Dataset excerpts
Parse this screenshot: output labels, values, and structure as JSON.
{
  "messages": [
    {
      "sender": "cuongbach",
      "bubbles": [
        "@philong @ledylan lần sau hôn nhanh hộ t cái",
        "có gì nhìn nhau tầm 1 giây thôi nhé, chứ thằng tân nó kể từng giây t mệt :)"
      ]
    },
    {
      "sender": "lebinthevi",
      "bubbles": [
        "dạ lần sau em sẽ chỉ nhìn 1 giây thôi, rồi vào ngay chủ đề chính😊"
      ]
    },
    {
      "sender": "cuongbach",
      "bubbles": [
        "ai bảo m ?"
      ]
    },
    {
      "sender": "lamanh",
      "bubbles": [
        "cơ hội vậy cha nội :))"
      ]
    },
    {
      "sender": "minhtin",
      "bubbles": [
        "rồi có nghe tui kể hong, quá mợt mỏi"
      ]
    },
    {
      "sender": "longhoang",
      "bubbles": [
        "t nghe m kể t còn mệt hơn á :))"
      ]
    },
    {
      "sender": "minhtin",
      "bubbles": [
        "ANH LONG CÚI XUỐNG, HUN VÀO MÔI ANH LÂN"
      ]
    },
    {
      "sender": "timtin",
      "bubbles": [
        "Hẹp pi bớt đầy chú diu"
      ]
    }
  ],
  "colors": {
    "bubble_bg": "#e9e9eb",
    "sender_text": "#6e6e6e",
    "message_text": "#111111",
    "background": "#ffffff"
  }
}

▶ Objective
Gather each line of the records holding the string "giây".

▶ Answer to the exercise
        "có gì nhìn nhau tầm 1 giây thôi nhé, chứ thằng tân nó kể từng giây t mệt :)"
        "dạ lần sau em sẽ chỉ nhìn 1 giây thôi, rồi vào ngay chủ đề chính😊"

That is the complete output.